### Data rows

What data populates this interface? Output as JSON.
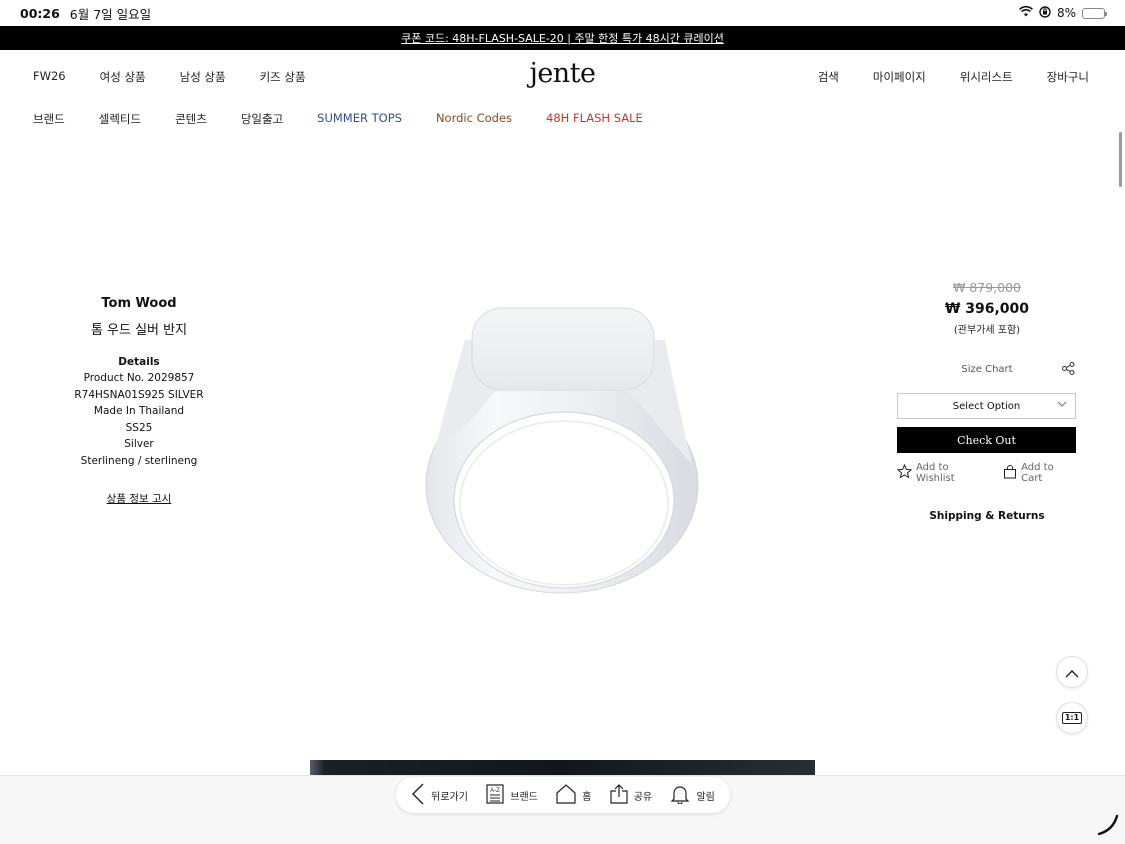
{
  "status_bar": {
    "time": "00:26",
    "date": "6월 7일 일요일",
    "battery": "8%",
    "battery_level": 0.08
  },
  "promo_banner": "쿠폰 코드: 48H-FLASH-SALE-20 | 주말 한정 특가 48시간 큐레이션",
  "nav": {
    "logo": "jente",
    "primary": [
      "FW26",
      "여성 상품",
      "남성 상품",
      "키즈 상품"
    ],
    "utility": [
      "검색",
      "마이페이지",
      "위시리스트",
      "장바구니"
    ],
    "secondary": [
      {
        "label": "브랜드",
        "color": "#222222"
      },
      {
        "label": "셀렉티드",
        "color": "#222222"
      },
      {
        "label": "콘텐츠",
        "color": "#222222"
      },
      {
        "label": "당일출고",
        "color": "#222222"
      },
      {
        "label": "SUMMER TOPS",
        "color": "#2f4f8a"
      },
      {
        "label": "Nordic Codes",
        "color": "#8a4a1e"
      },
      {
        "label": "48H FLASH SALE",
        "color": "#c0392b"
      }
    ]
  },
  "product": {
    "brand": "Tom Wood",
    "name": "톰 우드 실버 반지",
    "details_title": "Details",
    "details": [
      "Product No.  2029857",
      "R74HSNA01S925 SILVER",
      "Made In Thailand",
      "SS25",
      "Silver",
      "Sterlineng / sterlineng"
    ],
    "notice_link": "상품 정보 고시"
  },
  "purchase": {
    "original_price": "₩ 879,000",
    "sale_price": "₩ 396,000",
    "price_note": "(관부가세 포함)",
    "size_chart": "Size Chart",
    "select_option": "Select Option",
    "checkout": "Check Out",
    "add_to_wishlist": "Add to Wishlist",
    "add_to_cart": "Add to Cart",
    "shipping_returns": "Shipping & Returns"
  },
  "fab": {
    "zoom_label": "1:1"
  },
  "toolbar": {
    "back": "뒤로가기",
    "brand": "브랜드",
    "az_label": "A-Z",
    "home": "홈",
    "share": "공유",
    "alerts": "알림"
  }
}
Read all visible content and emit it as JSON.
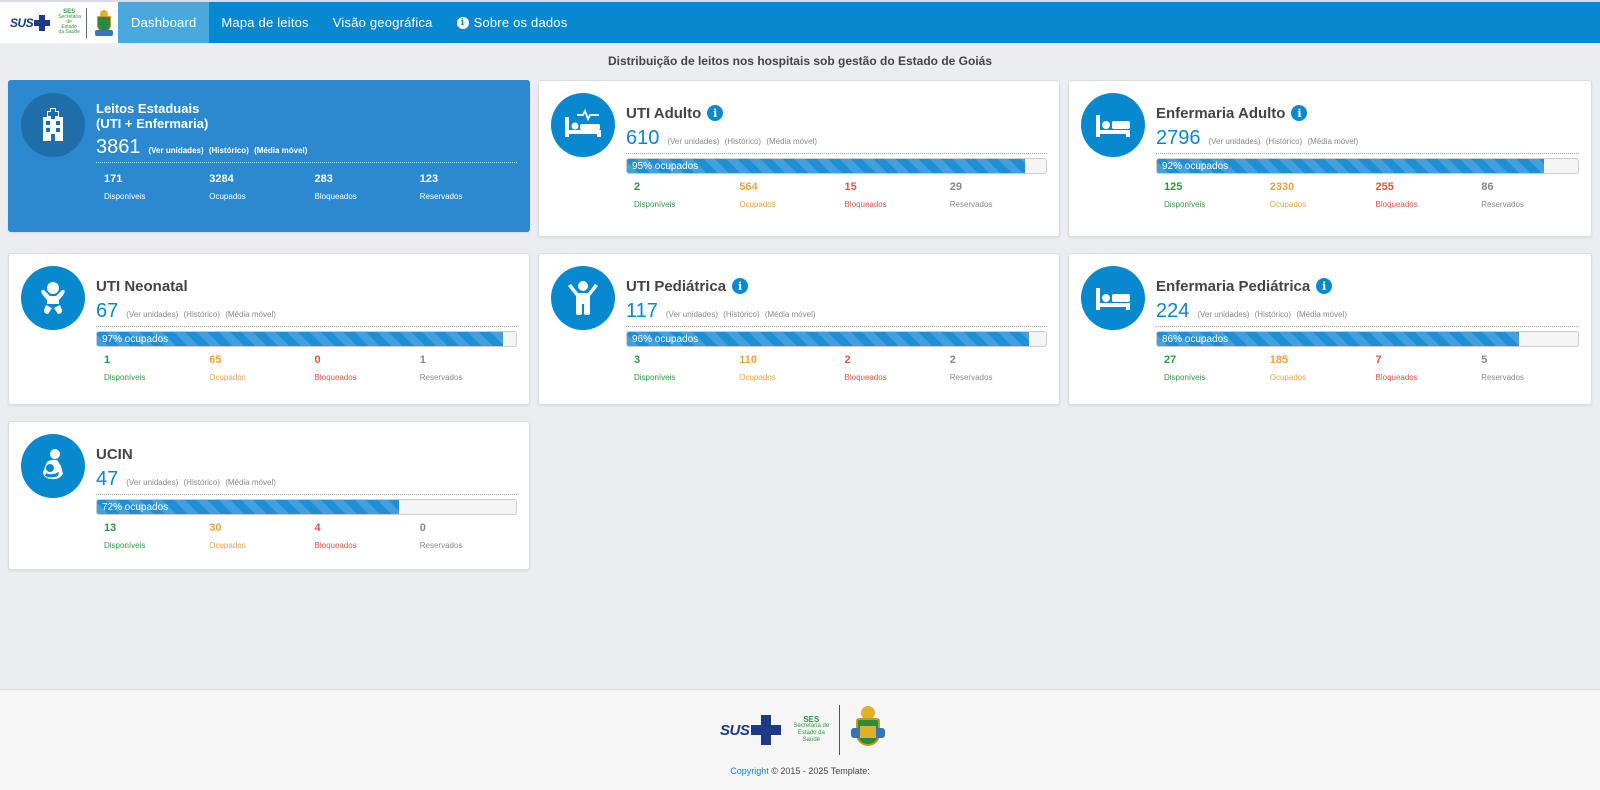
{
  "nav": {
    "items": [
      {
        "label": "Dashboard",
        "active": true
      },
      {
        "label": "Mapa de leitos"
      },
      {
        "label": "Visão geográfica"
      },
      {
        "label": "Sobre os dados",
        "icon": "info-icon"
      }
    ],
    "logo_text": "SUS",
    "ses_text": "SES",
    "ses_sub": "Secretaria de Estado da Saúde"
  },
  "page_title": "Distribuição de leitos nos hospitais sob gestão do Estado de Goiás",
  "links": {
    "units": "(Ver unidades)",
    "history": "(Histórico)",
    "moving_avg": "(Média móvel)"
  },
  "stat_labels": {
    "available": "Disponíveis",
    "occupied": "Ocupados",
    "blocked": "Bloqueados",
    "reserved": "Reservados"
  },
  "colors": {
    "primary": "#0888cf",
    "available": "#2e9a3e",
    "occupied": "#f0a13a",
    "blocked": "#e4533f",
    "reserved": "#888888"
  },
  "cards": [
    {
      "title_line1": "Leitos Estaduais",
      "title_line2": "(UTI + Enfermaria)",
      "icon": "hospital-building-icon",
      "total": "3861",
      "available": "171",
      "occupied": "3284",
      "blocked": "283",
      "reserved": "123"
    },
    {
      "title": "UTI Adulto",
      "icon": "icu-bed-icon",
      "info": true,
      "total": "610",
      "occupancy": 95,
      "occupancy_label": "95% ocupados",
      "available": "2",
      "occupied": "564",
      "blocked": "15",
      "reserved": "29"
    },
    {
      "title": "Enfermaria Adulto",
      "icon": "bed-icon",
      "info": true,
      "total": "2796",
      "occupancy": 92,
      "occupancy_label": "92% ocupados",
      "available": "125",
      "occupied": "2330",
      "blocked": "255",
      "reserved": "86"
    },
    {
      "title": "UTI Neonatal",
      "icon": "baby-icon",
      "info": false,
      "total": "67",
      "occupancy": 97,
      "occupancy_label": "97% ocupados",
      "available": "1",
      "occupied": "65",
      "blocked": "0",
      "reserved": "1"
    },
    {
      "title": "UTI Pediátrica",
      "icon": "child-icon",
      "info": true,
      "total": "117",
      "occupancy": 96,
      "occupancy_label": "96% ocupados",
      "available": "3",
      "occupied": "110",
      "blocked": "2",
      "reserved": "2"
    },
    {
      "title": "Enfermaria Pediátrica",
      "icon": "bed-icon",
      "info": true,
      "total": "224",
      "occupancy": 86,
      "occupancy_label": "86% ocupados",
      "available": "27",
      "occupied": "185",
      "blocked": "7",
      "reserved": "5"
    },
    {
      "title": "UCIN",
      "icon": "mother-baby-icon",
      "info": false,
      "total": "47",
      "occupancy": 72,
      "occupancy_label": "72% ocupados",
      "available": "13",
      "occupied": "30",
      "blocked": "4",
      "reserved": "0"
    }
  ],
  "footer": {
    "logo_text": "SUS",
    "ses_text": "SES",
    "ses_sub": "Secretaria de Estado da Saúde",
    "copyright_link": "Copyright",
    "copyright_text": "© 2015 - 2025 Template:"
  }
}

######

- The problem -
Choose all lines containing the string "FLASH" and copy them out.

- Result of this exercise -
  "promo_banner": "쿠폰 코드: 48H-FLASH-SALE-20 | 주말 한정 특가 48시간 큐레이션",
        "label": "48H FLASH SALE",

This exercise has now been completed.